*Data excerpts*
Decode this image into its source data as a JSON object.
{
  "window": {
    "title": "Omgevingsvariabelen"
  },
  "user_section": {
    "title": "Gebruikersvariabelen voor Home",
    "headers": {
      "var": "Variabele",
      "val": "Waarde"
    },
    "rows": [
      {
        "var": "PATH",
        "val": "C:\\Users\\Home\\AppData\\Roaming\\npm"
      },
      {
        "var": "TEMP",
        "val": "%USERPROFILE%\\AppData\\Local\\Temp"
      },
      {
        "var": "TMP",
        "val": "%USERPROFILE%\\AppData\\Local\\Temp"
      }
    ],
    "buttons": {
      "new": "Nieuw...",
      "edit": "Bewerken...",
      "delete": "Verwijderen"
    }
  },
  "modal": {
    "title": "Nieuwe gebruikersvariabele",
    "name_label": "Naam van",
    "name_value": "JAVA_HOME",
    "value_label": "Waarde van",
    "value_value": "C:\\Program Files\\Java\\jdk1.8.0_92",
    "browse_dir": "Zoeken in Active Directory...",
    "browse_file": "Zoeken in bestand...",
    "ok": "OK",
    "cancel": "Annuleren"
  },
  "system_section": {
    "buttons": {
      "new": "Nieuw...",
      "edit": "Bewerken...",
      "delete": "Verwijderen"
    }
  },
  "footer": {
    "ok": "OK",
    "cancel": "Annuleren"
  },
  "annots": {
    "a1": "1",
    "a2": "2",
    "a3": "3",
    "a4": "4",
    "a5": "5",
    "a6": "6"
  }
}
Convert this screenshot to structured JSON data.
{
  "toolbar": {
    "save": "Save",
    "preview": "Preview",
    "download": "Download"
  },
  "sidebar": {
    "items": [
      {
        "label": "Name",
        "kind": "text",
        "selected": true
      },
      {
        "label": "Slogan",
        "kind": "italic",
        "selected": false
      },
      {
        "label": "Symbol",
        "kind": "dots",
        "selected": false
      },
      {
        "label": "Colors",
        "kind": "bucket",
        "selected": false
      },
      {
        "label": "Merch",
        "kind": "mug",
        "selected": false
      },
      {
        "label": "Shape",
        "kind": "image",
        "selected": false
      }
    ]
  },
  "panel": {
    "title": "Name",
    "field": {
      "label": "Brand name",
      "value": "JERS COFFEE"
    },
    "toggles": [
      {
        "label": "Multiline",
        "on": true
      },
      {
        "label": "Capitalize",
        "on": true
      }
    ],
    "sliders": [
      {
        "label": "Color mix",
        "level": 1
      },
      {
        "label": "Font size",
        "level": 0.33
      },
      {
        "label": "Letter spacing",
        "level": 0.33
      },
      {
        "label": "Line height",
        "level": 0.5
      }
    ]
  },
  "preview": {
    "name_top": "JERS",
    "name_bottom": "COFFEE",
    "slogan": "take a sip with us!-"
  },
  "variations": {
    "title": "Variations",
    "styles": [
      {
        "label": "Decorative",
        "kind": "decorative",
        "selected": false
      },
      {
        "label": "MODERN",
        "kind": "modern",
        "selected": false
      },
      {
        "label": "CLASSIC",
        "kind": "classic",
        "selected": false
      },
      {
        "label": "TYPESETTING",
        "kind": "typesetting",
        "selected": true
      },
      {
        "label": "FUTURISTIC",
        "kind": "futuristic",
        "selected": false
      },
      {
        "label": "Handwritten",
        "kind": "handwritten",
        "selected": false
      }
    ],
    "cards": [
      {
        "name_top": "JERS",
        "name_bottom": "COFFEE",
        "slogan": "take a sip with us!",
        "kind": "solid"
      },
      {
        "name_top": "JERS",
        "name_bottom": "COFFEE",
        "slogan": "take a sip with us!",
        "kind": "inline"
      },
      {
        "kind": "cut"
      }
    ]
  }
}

*WHAT IS REQUIRED*
Print back all the lines verbatim.

*ANSWER BELOW*
Decode this image into its source data as a JSON object.
{
  "window": {
    "title": "Omgevingsvariabelen"
  },
  "user_section": {
    "title": "Gebruikersvariabelen voor Home",
    "headers": {
      "var": "Variabele",
      "val": "Waarde"
    },
    "rows": [
      {
        "var": "PATH",
        "val": "C:\\Users\\Home\\AppData\\Roaming\\npm"
      },
      {
        "var": "TEMP",
        "val": "%USERPROFILE%\\AppData\\Local\\Temp"
      },
      {
        "var": "TMP",
        "val": "%USERPROFILE%\\AppData\\Local\\Temp"
      }
    ],
    "buttons": {
      "new": "Nieuw...",
      "edit": "Bewerken...",
      "delete": "Verwijderen"
    }
  },
  "modal": {
    "title": "Nieuwe gebruikersvariabele",
    "name_label": "Naam van",
    "name_value": "JAVA_HOME",
    "value_label": "Waarde van",
    "value_value": "C:\\Program Files\\Java\\jdk1.8.0_92",
    "browse_dir": "Zoeken in Active Directory...",
    "browse_file": "Zoeken in bestand...",
    "ok": "OK",
    "cancel": "Annuleren"
  },
  "system_section": {
    "buttons": {
      "new": "Nieuw...",
      "edit": "Bewerken...",
      "delete": "Verwijderen"
    }
  },
  "footer": {
    "ok": "OK",
    "cancel": "Annuleren"
  },
  "annots": {
    "a1": "1",
    "a2": "2",
    "a3": "3",
    "a4": "4",
    "a5": "5",
    "a6": "6"
  }
}
Convert this screenshot to structured JSON data.
{
  "toolbar": {
    "save": "Save",
    "preview": "Preview",
    "download": "Download"
  },
  "sidebar": {
    "items": [
      {
        "label": "Name",
        "kind": "text",
        "selected": true
      },
      {
        "label": "Slogan",
        "kind": "italic",
        "selected": false
      },
      {
        "label": "Symbol",
        "kind": "dots",
        "selected": false
      },
      {
        "label": "Colors",
        "kind": "bucket",
        "selected": false
      },
      {
        "label": "Merch",
        "kind": "mug",
        "selected": false
      },
      {
        "label": "Shape",
        "kind": "image",
        "selected": false
      }
    ]
  },
  "panel": {
    "title": "Name",
    "field": {
      "label": "Brand name",
      "value": "JERS COFFEE"
    },
    "toggles": [
      {
        "label": "Multiline",
        "on": true
      },
      {
        "label": "Capitalize",
        "on": true
      }
    ],
    "sliders": [
      {
        "label": "Color mix",
        "level": 1
      },
      {
        "label": "Font size",
        "level": 0.33
      },
      {
        "label": "Letter spacing",
        "level": 0.33
      },
      {
        "label": "Line height",
        "level": 0.5
      }
    ]
  },
  "preview": {
    "name_top": "JERS",
    "name_bottom": "COFFEE",
    "slogan": "take a sip with us!-"
  },
  "variations": {
    "title": "Variations",
    "styles": [
      {
        "label": "Decorative",
        "kind": "decorative",
        "selected": false
      },
      {
        "label": "MODERN",
        "kind": "modern",
        "selected": false
      },
      {
        "label": "CLASSIC",
        "kind": "classic",
        "selected": false
      },
      {
        "label": "TYPESETTING",
        "kind": "typesetting",
        "selected": true
      },
      {
        "label": "FUTURISTIC",
        "kind": "futuristic",
        "selected": false
      },
      {
        "label": "Handwritten",
        "kind": "handwritten",
        "selected": false
      }
    ],
    "cards": [
      {
        "name_top": "JERS",
        "name_bottom": "COFFEE",
        "slogan": "take a sip with us!",
        "kind": "solid"
      },
      {
        "name_top": "JERS",
        "name_bottom": "COFFEE",
        "slogan": "take a sip with us!",
        "kind": "inline"
      },
      {
        "kind": "cut"
      }
    ]
  }
}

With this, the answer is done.